Data entries:
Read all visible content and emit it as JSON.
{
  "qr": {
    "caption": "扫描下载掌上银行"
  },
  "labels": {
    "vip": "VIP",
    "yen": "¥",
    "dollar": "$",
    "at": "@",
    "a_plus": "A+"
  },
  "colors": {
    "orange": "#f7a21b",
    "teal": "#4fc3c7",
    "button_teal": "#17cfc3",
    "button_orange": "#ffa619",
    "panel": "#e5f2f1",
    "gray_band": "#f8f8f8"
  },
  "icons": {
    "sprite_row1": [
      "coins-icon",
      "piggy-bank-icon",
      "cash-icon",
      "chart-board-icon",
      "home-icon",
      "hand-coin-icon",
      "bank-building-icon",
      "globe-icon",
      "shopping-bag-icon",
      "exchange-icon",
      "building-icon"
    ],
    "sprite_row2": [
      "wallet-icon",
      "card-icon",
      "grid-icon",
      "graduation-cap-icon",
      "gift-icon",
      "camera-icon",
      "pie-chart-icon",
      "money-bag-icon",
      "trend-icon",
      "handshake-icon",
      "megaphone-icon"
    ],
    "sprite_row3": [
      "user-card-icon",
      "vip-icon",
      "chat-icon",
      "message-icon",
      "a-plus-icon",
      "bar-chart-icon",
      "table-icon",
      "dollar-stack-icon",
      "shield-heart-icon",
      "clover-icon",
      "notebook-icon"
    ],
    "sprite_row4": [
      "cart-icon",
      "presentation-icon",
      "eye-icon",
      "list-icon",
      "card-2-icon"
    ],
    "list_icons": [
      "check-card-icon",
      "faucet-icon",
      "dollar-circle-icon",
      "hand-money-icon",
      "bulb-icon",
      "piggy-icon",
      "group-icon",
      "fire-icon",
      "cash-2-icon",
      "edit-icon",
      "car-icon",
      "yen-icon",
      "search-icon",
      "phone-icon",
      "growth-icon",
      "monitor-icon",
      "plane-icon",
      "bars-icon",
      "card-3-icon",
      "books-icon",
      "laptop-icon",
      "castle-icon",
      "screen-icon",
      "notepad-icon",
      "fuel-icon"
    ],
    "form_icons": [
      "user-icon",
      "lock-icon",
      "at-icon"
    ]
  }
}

Task objective: Reproduce the material above exactly; please quote every line of it.

Exercise answer:
Read all visible content and emit it as JSON.
{
  "qr": {
    "caption": "扫描下载掌上银行"
  },
  "labels": {
    "vip": "VIP",
    "yen": "¥",
    "dollar": "$",
    "at": "@",
    "a_plus": "A+"
  },
  "colors": {
    "orange": "#f7a21b",
    "teal": "#4fc3c7",
    "button_teal": "#17cfc3",
    "button_orange": "#ffa619",
    "panel": "#e5f2f1",
    "gray_band": "#f8f8f8"
  },
  "icons": {
    "sprite_row1": [
      "coins-icon",
      "piggy-bank-icon",
      "cash-icon",
      "chart-board-icon",
      "home-icon",
      "hand-coin-icon",
      "bank-building-icon",
      "globe-icon",
      "shopping-bag-icon",
      "exchange-icon",
      "building-icon"
    ],
    "sprite_row2": [
      "wallet-icon",
      "card-icon",
      "grid-icon",
      "graduation-cap-icon",
      "gift-icon",
      "camera-icon",
      "pie-chart-icon",
      "money-bag-icon",
      "trend-icon",
      "handshake-icon",
      "megaphone-icon"
    ],
    "sprite_row3": [
      "user-card-icon",
      "vip-icon",
      "chat-icon",
      "message-icon",
      "a-plus-icon",
      "bar-chart-icon",
      "table-icon",
      "dollar-stack-icon",
      "shield-heart-icon",
      "clover-icon",
      "notebook-icon"
    ],
    "sprite_row4": [
      "cart-icon",
      "presentation-icon",
      "eye-icon",
      "list-icon",
      "card-2-icon"
    ],
    "list_icons": [
      "check-card-icon",
      "faucet-icon",
      "dollar-circle-icon",
      "hand-money-icon",
      "bulb-icon",
      "piggy-icon",
      "group-icon",
      "fire-icon",
      "cash-2-icon",
      "edit-icon",
      "car-icon",
      "yen-icon",
      "search-icon",
      "phone-icon",
      "growth-icon",
      "monitor-icon",
      "plane-icon",
      "bars-icon",
      "card-3-icon",
      "books-icon",
      "laptop-icon",
      "castle-icon",
      "screen-icon",
      "notepad-icon",
      "fuel-icon"
    ],
    "form_icons": [
      "user-icon",
      "lock-icon",
      "at-icon"
    ]
  }
}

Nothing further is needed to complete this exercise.